STATED TASK — Go through the material below and copy all lines with "this".

Stored data:
══════════
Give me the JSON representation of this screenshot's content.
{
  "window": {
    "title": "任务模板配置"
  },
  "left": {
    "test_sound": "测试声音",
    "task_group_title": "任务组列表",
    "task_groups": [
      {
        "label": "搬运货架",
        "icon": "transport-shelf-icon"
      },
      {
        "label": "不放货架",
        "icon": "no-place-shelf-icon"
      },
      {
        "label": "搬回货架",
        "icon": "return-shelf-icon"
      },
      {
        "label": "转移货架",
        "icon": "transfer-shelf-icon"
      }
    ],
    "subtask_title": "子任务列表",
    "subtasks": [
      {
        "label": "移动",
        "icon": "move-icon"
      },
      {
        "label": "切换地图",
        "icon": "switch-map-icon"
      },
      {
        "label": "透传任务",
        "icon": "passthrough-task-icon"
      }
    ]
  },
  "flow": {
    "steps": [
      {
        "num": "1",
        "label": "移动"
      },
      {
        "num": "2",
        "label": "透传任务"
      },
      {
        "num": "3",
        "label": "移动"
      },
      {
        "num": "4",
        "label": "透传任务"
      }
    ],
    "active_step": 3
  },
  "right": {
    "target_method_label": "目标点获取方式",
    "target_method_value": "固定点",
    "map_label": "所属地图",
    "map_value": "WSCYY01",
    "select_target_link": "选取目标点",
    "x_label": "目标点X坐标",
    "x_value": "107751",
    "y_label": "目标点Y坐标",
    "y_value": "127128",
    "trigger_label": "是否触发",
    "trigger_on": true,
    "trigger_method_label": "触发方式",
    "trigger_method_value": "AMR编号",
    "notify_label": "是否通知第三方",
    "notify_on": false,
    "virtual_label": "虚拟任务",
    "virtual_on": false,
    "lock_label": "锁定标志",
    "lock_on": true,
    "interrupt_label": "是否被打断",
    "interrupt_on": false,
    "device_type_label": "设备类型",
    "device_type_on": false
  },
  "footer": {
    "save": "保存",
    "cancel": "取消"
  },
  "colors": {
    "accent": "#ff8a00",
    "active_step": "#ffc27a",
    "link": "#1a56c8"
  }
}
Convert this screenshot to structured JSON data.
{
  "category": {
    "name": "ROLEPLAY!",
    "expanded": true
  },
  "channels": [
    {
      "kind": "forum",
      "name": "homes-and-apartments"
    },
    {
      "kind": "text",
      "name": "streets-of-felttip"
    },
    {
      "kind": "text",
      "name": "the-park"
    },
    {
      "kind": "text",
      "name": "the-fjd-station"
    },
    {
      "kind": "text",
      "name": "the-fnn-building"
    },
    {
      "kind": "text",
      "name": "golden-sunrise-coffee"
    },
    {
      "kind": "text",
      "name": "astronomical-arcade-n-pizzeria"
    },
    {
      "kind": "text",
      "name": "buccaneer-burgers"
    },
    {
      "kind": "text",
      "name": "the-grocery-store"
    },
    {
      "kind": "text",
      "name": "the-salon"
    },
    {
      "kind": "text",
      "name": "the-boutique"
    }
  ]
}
══════════
THE RESULT —
Give me the JSON representation of this screenshot's content.
Convert this screenshot to structured JSON data.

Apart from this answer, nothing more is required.